WHAT IS ASKED: Repeat the records below exactly, leaving out every picture.

Rows from a figure dataset:
[START]
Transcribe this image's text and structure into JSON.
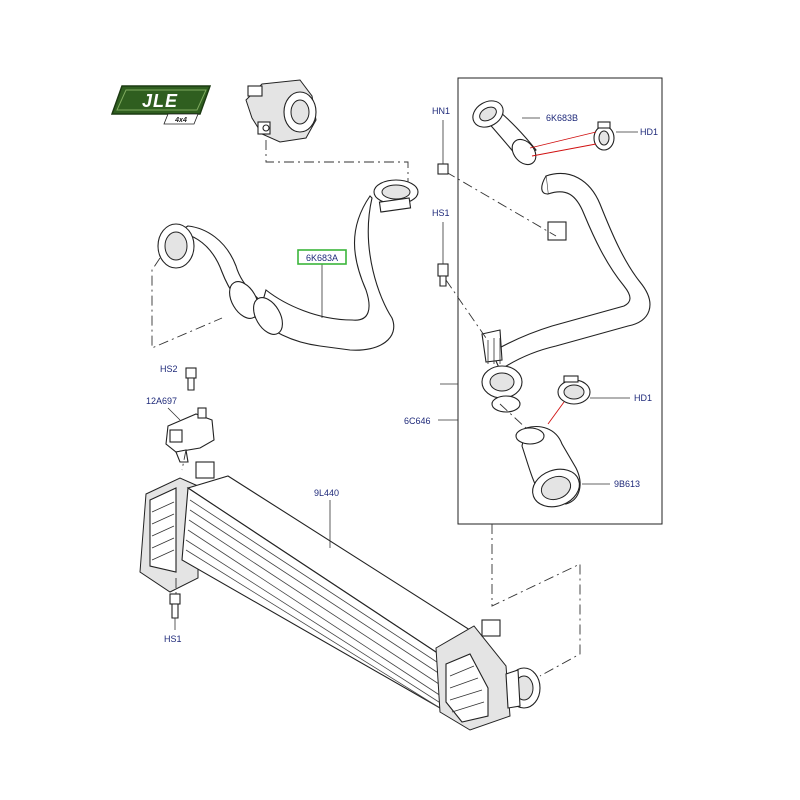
{
  "logo": {
    "text": "JLE",
    "sub": "4x4"
  },
  "labels": {
    "hn1": "HN1",
    "hs1_top": "HS1",
    "k683b": "6K683B",
    "hd1_top": "HD1",
    "k683a": "6K683A",
    "hs2": "HS2",
    "a697": "12A697",
    "c646": "6C646",
    "hd1_bottom": "HD1",
    "b613": "9B613",
    "l440": "9L440",
    "hs1_bottom": "HS1"
  },
  "colors": {
    "label": "#1f2a7a",
    "highlight_box": "#3bb53b",
    "red_leader": "#d01010",
    "logo_green": "#2f5e1f"
  }
}
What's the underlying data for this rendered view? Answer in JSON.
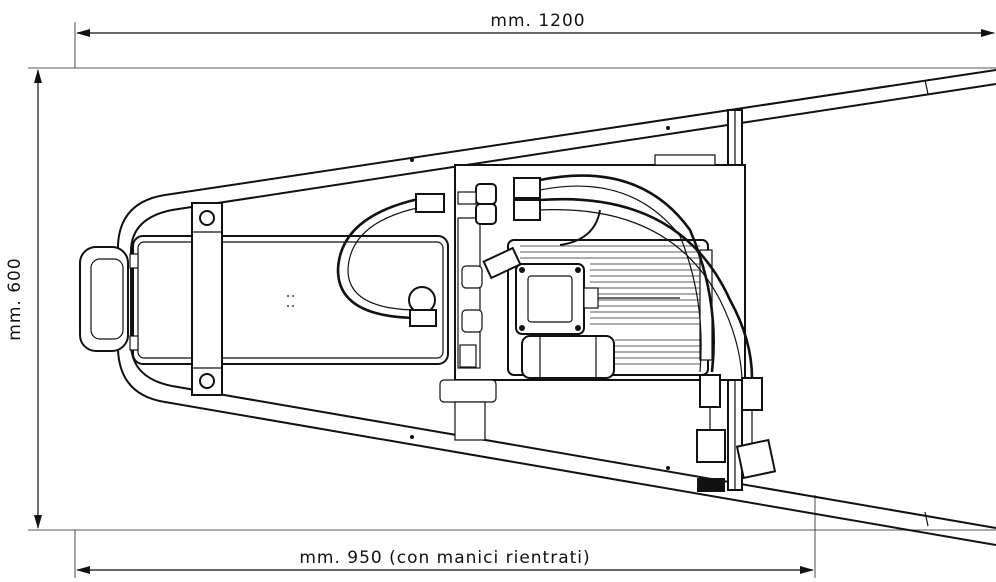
{
  "dimensions": {
    "top_width": "mm. 1200",
    "left_height": "mm. 600",
    "bottom_width": "mm. 950 (con manici rientrati)"
  }
}
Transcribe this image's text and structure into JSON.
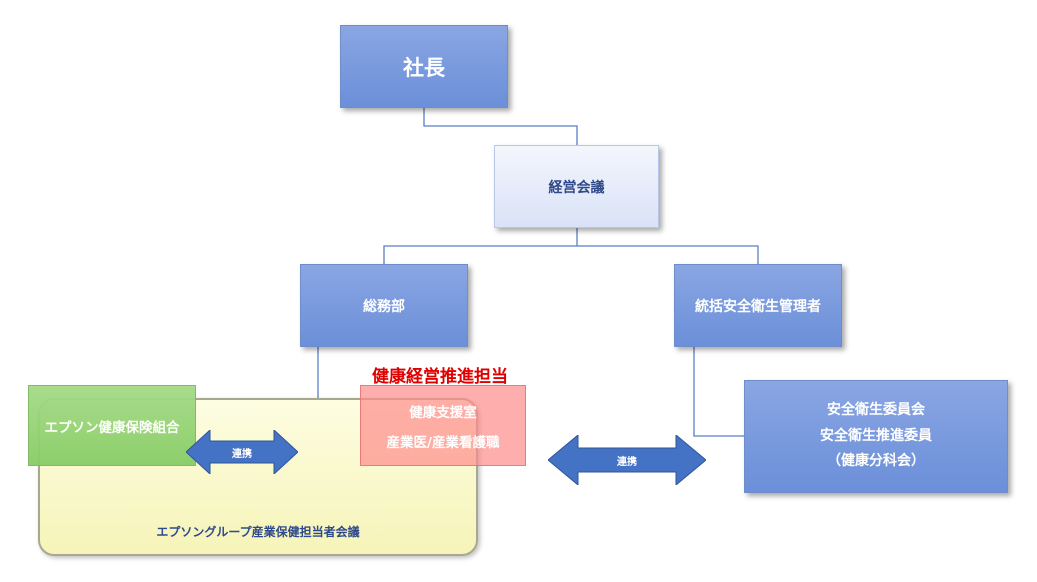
{
  "nodes": {
    "president": "社長",
    "management_meeting": "経営会議",
    "general_affairs": "総務部",
    "safety_health_manager": "統括安全衛生管理者",
    "committee": {
      "line1": "安全衛生委員会",
      "line2": "安全衛生推進委員",
      "line3": "（健康分科会）"
    },
    "epson_health_union": "エプソン健康保険組合",
    "health_support": {
      "line1": "健康支援室",
      "line2": "産業医/産業看護職"
    },
    "health_management_label": "健康経営推進担当",
    "group_meeting": "エプソングループ産業保健担当者会議"
  },
  "arrows": {
    "left_label": "連携",
    "right_label": "連携"
  },
  "colors": {
    "box_blue": "#7b9be0",
    "box_light": "#e6ebfa",
    "connector": "#5b7fc7",
    "health_mgmt_red": "#e00000",
    "union_green": "#92d36e",
    "health_support_pink": "#ff9a9a",
    "meeting_yellow": "#f8f6c4",
    "arrow_blue": "#4472c4"
  }
}
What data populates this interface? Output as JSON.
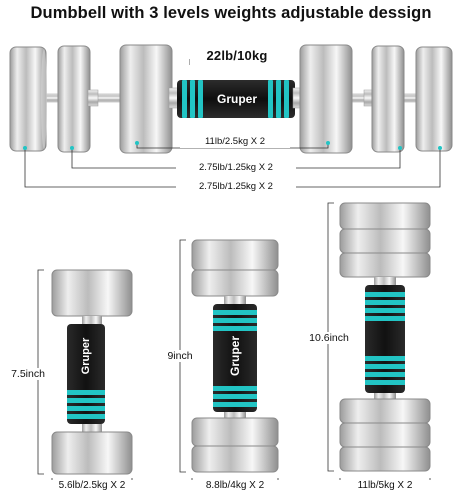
{
  "title": "Dumbbell with 3 levels weights adjustable dessign",
  "brand": "Gruper",
  "top_set": {
    "total": "22lb/10kg",
    "inner_plates": "11lb/2.5kg X 2",
    "middle_plates": "2.75lb/1.25kg X 2",
    "outer_plates": "2.75lb/1.25kg X 2"
  },
  "levels": [
    {
      "height": "7.5inch",
      "weight": "5.6lb/2.5kg X 2"
    },
    {
      "height": "9inch",
      "weight": "8.8lb/4kg X 2"
    },
    {
      "height": "10.6inch",
      "weight": "11lb/5kg X 2"
    }
  ],
  "colors": {
    "accent": "#22c4c4",
    "metal": "#c8c8c8",
    "grip": "#1a1a1a"
  }
}
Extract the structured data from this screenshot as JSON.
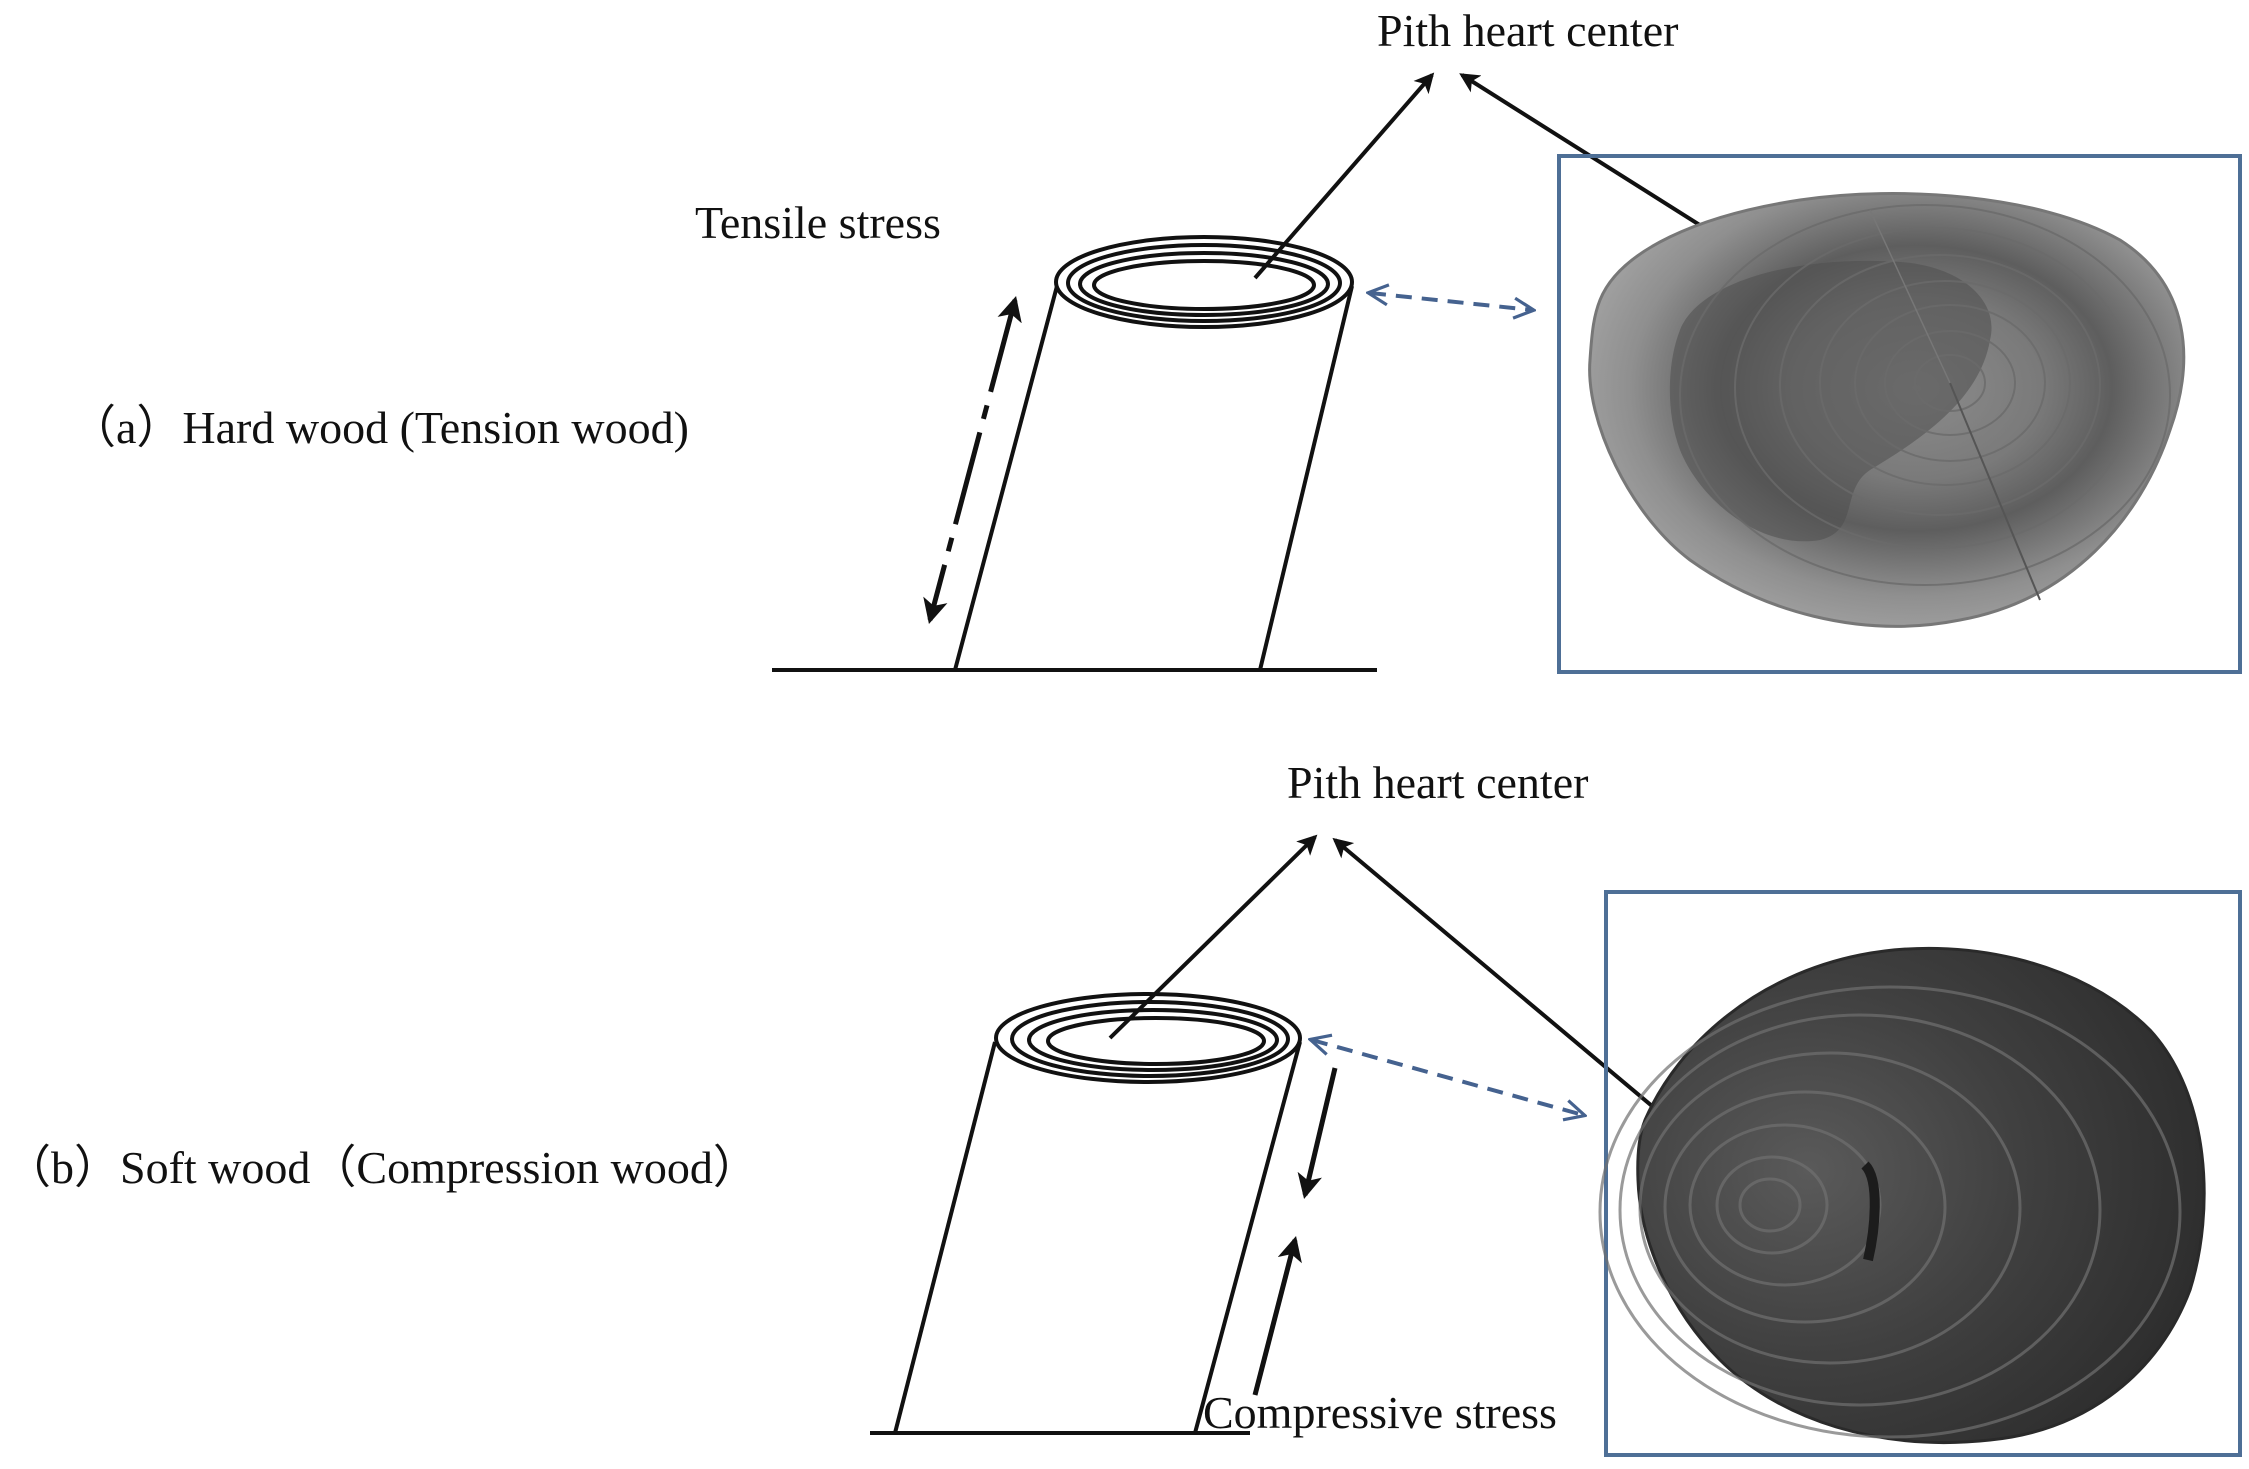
{
  "panel_a": {
    "label": "（a）Hard wood (Tension wood)",
    "pith_label": "Pith heart center",
    "stress_label": "Tensile stress"
  },
  "panel_b": {
    "label": "（b）Soft wood（Compression wood）",
    "pith_label": "Pith heart center",
    "stress_label": "Compressive stress"
  },
  "colors": {
    "line": "#111111",
    "frame": "#4e6f96",
    "dashed_arrow": "#45628f",
    "hardwood_light": "#9b9b9b",
    "hardwood_dark": "#5b5b5b",
    "softwood": "#3e3e3e"
  }
}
[END]
RIGHT ANSWER:
Transcribe this image's text and structure into JSON.
{
  "logo": {
    "text": "JLE",
    "sub": "4x4"
  },
  "labels": {
    "hn1": "HN1",
    "hs1_top": "HS1",
    "k683b": "6K683B",
    "hd1_top": "HD1",
    "k683a": "6K683A",
    "hs2": "HS2",
    "a697": "12A697",
    "c646": "6C646",
    "hd1_bottom": "HD1",
    "b613": "9B613",
    "l440": "9L440",
    "hs1_bottom": "HS1"
  },
  "colors": {
    "label": "#1f2a7a",
    "highlight_box": "#3bb53b",
    "red_leader": "#d01010",
    "logo_green": "#2f5e1f"
  }
}
What's the underlying data for this rendered view? Answer in JSON.
{
  "dimensions": {
    "top_width": "mm. 1200",
    "left_height": "mm. 600",
    "bottom_width": "mm. 950 (con manici rientrati)"
  }
}
Transcribe this image's text and structure into JSON.
{
  "nodes": {
    "president": "社長",
    "management_meeting": "経営会議",
    "general_affairs": "総務部",
    "safety_health_manager": "統括安全衛生管理者",
    "committee": {
      "line1": "安全衛生委員会",
      "line2": "安全衛生推進委員",
      "line3": "（健康分科会）"
    },
    "epson_health_union": "エプソン健康保険組合",
    "health_support": {
      "line1": "健康支援室",
      "line2": "産業医/産業看護職"
    },
    "health_management_label": "健康経営推進担当",
    "group_meeting": "エプソングループ産業保健担当者会議"
  },
  "arrows": {
    "left_label": "連携",
    "right_label": "連携"
  },
  "colors": {
    "box_blue": "#7b9be0",
    "box_light": "#e6ebfa",
    "connector": "#5b7fc7",
    "health_mgmt_red": "#e00000",
    "union_green": "#92d36e",
    "health_support_pink": "#ff9a9a",
    "meeting_yellow": "#f8f6c4",
    "arrow_blue": "#4472c4"
  }
}
What data populates this interface? Output as JSON.
{
  "title": "Dumbbell with 3 levels weights adjustable dessign",
  "brand": "Gruper",
  "top_set": {
    "total": "22lb/10kg",
    "inner_plates": "11lb/2.5kg X 2",
    "middle_plates": "2.75lb/1.25kg X 2",
    "outer_plates": "2.75lb/1.25kg X 2"
  },
  "levels": [
    {
      "height": "7.5inch",
      "weight": "5.6lb/2.5kg X 2"
    },
    {
      "height": "9inch",
      "weight": "8.8lb/4kg X 2"
    },
    {
      "height": "10.6inch",
      "weight": "11lb/5kg X 2"
    }
  ],
  "colors": {
    "accent": "#22c4c4",
    "metal": "#c8c8c8",
    "grip": "#1a1a1a"
  }
}
Extract the structured data from this screenshot as JSON.
{
  "panel_a": {
    "label": "（a）Hard wood (Tension wood)",
    "pith_label": "Pith heart center",
    "stress_label": "Tensile stress"
  },
  "panel_b": {
    "label": "（b）Soft wood（Compression wood）",
    "pith_label": "Pith heart center",
    "stress_label": "Compressive stress"
  },
  "colors": {
    "line": "#111111",
    "frame": "#4e6f96",
    "dashed_arrow": "#45628f",
    "hardwood_light": "#9b9b9b",
    "hardwood_dark": "#5b5b5b",
    "softwood": "#3e3e3e"
  }
}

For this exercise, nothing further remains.